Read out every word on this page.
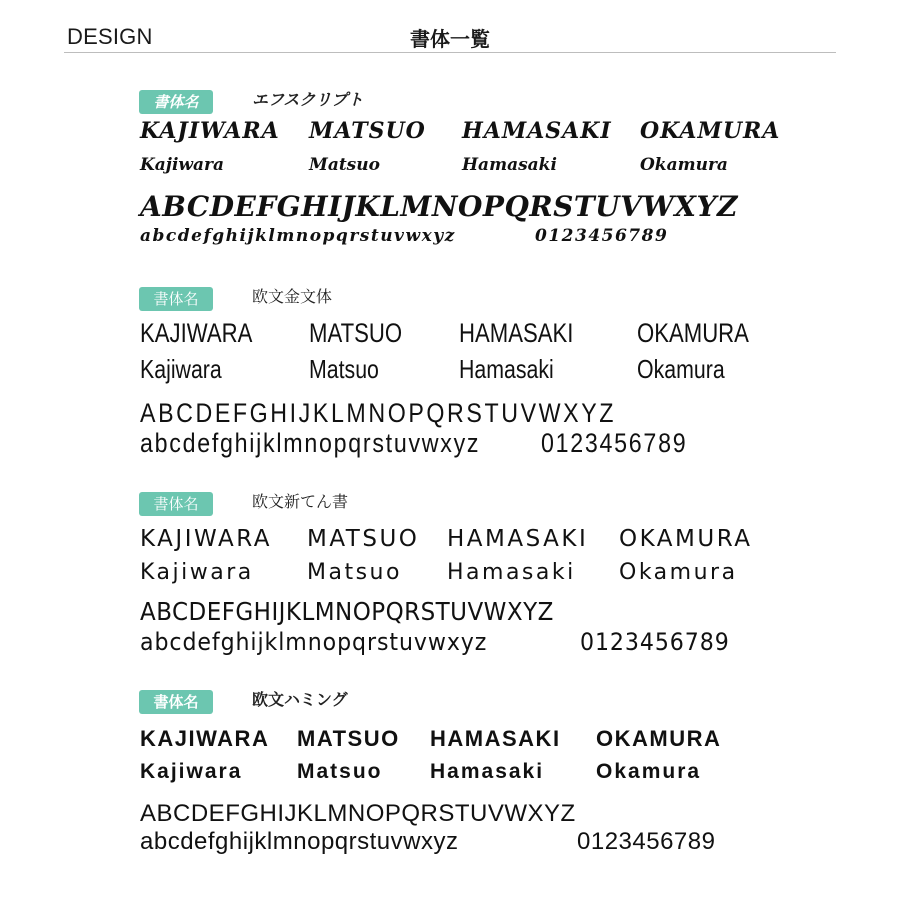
DESIGN	書体一覧
書体名	エフスクリプト
KAJIWARA MATSUO HAMASAKI OKAMURA
Kajiwara	Matsuo	Hamasaki	Okamura
ABCDEFGHIJKLMNOPQRSTUVWXYZ
abcdefghijklmnopqrstuvwxyz	0123456789
書体名	欧文金文体
KAJIWARA MATSUO HAMASAKI OKAMURA
Kajiwara	Matsuo	Hamasaki	Okamura
ABCDEFGHIJKLMNOPQRSTUVWXYZ
abcdefghijklmnopqrstuvwxyz 0123456789
書体名	欧文新てん書
KAJIWARA MATSUO HAMASAKI OKAMURA
Kajiwara Matsuo Hamasaki Okamura
ABCDEFGHIJKLMNOPQRSTUVWXYZ
abcdefghijklmnopqrstuvwxyz	0123456789
書体名	欧文ハミング
KAJIWARA MATSUO HAMASAKI OKAMURA
Kajiwara	Matsuo Hamasaki Okamura
ABCDEFGHIJKLMNOPQRSTUVWXYZ
abcdefghijklmnopqrstuvwxyz	0123456789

## REQUEST
Output all of the data exactly as it stands, minus any images.

## OUTPUT
Read out every word on this page.
DESIGN	書体一覧
書体名	エフスクリプト
KAJIWARA MATSUO HAMASAKI OKAMURA
Kajiwara	Matsuo	Hamasaki	Okamura
ABCDEFGHIJKLMNOPQRSTUVWXYZ
abcdefghijklmnopqrstuvwxyz	0123456789
書体名	欧文金文体
KAJIWARA MATSUO HAMASAKI OKAMURA
Kajiwara	Matsuo	Hamasaki	Okamura
ABCDEFGHIJKLMNOPQRSTUVWXYZ
abcdefghijklmnopqrstuvwxyz 0123456789
書体名	欧文新てん書
KAJIWARA MATSUO HAMASAKI OKAMURA
Kajiwara Matsuo Hamasaki Okamura
ABCDEFGHIJKLMNOPQRSTUVWXYZ
abcdefghijklmnopqrstuvwxyz	0123456789
書体名	欧文ハミング
KAJIWARA MATSUO HAMASAKI OKAMURA
Kajiwara	Matsuo Hamasaki Okamura
ABCDEFGHIJKLMNOPQRSTUVWXYZ
abcdefghijklmnopqrstuvwxyz	0123456789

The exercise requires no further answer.